--- BEGIN Supplied information ---
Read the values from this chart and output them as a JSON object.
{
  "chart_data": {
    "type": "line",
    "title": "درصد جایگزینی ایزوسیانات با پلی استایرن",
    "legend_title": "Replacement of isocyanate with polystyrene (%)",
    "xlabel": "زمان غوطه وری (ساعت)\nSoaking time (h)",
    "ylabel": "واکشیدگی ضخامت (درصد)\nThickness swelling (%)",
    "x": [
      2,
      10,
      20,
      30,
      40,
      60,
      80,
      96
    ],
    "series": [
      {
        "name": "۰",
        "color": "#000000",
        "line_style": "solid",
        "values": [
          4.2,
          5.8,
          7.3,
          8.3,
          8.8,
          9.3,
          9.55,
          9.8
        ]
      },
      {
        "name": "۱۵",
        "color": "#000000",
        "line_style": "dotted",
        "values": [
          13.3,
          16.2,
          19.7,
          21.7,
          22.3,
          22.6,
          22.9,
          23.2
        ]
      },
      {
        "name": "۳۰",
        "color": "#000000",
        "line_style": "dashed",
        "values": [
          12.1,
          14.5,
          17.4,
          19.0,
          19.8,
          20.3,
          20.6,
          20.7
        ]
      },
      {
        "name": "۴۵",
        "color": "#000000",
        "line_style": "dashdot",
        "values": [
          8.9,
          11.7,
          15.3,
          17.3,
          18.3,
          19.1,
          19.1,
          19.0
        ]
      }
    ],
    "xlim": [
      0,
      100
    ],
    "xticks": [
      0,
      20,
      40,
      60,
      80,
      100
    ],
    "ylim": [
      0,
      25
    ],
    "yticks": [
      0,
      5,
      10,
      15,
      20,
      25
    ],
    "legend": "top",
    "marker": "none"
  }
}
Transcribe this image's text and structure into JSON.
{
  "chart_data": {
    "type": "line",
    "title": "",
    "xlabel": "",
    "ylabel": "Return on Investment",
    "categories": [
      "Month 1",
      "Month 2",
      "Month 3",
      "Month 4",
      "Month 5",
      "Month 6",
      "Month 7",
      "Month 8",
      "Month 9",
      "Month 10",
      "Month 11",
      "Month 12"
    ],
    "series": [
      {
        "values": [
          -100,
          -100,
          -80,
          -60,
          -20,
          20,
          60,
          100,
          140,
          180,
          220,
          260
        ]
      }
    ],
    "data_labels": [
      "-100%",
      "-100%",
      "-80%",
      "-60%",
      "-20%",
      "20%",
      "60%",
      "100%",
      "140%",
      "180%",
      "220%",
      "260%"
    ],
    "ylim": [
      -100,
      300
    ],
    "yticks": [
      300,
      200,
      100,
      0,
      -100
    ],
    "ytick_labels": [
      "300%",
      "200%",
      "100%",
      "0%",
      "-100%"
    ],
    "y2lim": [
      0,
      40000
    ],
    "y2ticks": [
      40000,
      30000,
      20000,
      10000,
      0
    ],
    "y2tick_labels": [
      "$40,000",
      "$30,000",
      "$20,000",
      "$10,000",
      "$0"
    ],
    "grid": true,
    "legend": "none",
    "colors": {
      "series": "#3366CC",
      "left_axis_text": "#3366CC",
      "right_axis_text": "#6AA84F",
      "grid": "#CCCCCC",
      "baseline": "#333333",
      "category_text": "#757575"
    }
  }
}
--- END Supplied information ---
*Task requirements*
Provide an exact reproduction of all the entries shown above.

*Response for this exercise*
Read the values from this chart and output them as a JSON object.
{
  "chart_data": {
    "type": "line",
    "title": "درصد جایگزینی ایزوسیانات با پلی استایرن",
    "legend_title": "Replacement of isocyanate with polystyrene (%)",
    "xlabel": "زمان غوطه وری (ساعت)\nSoaking time (h)",
    "ylabel": "واکشیدگی ضخامت (درصد)\nThickness swelling (%)",
    "x": [
      2,
      10,
      20,
      30,
      40,
      60,
      80,
      96
    ],
    "series": [
      {
        "name": "۰",
        "color": "#000000",
        "line_style": "solid",
        "values": [
          4.2,
          5.8,
          7.3,
          8.3,
          8.8,
          9.3,
          9.55,
          9.8
        ]
      },
      {
        "name": "۱۵",
        "color": "#000000",
        "line_style": "dotted",
        "values": [
          13.3,
          16.2,
          19.7,
          21.7,
          22.3,
          22.6,
          22.9,
          23.2
        ]
      },
      {
        "name": "۳۰",
        "color": "#000000",
        "line_style": "dashed",
        "values": [
          12.1,
          14.5,
          17.4,
          19.0,
          19.8,
          20.3,
          20.6,
          20.7
        ]
      },
      {
        "name": "۴۵",
        "color": "#000000",
        "line_style": "dashdot",
        "values": [
          8.9,
          11.7,
          15.3,
          17.3,
          18.3,
          19.1,
          19.1,
          19.0
        ]
      }
    ],
    "xlim": [
      0,
      100
    ],
    "xticks": [
      0,
      20,
      40,
      60,
      80,
      100
    ],
    "ylim": [
      0,
      25
    ],
    "yticks": [
      0,
      5,
      10,
      15,
      20,
      25
    ],
    "legend": "top",
    "marker": "none"
  }
}
Transcribe this image's text and structure into JSON.
{
  "chart_data": {
    "type": "line",
    "title": "",
    "xlabel": "",
    "ylabel": "Return on Investment",
    "categories": [
      "Month 1",
      "Month 2",
      "Month 3",
      "Month 4",
      "Month 5",
      "Month 6",
      "Month 7",
      "Month 8",
      "Month 9",
      "Month 10",
      "Month 11",
      "Month 12"
    ],
    "series": [
      {
        "values": [
          -100,
          -100,
          -80,
          -60,
          -20,
          20,
          60,
          100,
          140,
          180,
          220,
          260
        ]
      }
    ],
    "data_labels": [
      "-100%",
      "-100%",
      "-80%",
      "-60%",
      "-20%",
      "20%",
      "60%",
      "100%",
      "140%",
      "180%",
      "220%",
      "260%"
    ],
    "ylim": [
      -100,
      300
    ],
    "yticks": [
      300,
      200,
      100,
      0,
      -100
    ],
    "ytick_labels": [
      "300%",
      "200%",
      "100%",
      "0%",
      "-100%"
    ],
    "y2lim": [
      0,
      40000
    ],
    "y2ticks": [
      40000,
      30000,
      20000,
      10000,
      0
    ],
    "y2tick_labels": [
      "$40,000",
      "$30,000",
      "$20,000",
      "$10,000",
      "$0"
    ],
    "grid": true,
    "legend": "none",
    "colors": {
      "series": "#3366CC",
      "left_axis_text": "#3366CC",
      "right_axis_text": "#6AA84F",
      "grid": "#CCCCCC",
      "baseline": "#333333",
      "category_text": "#757575"
    }
  }
}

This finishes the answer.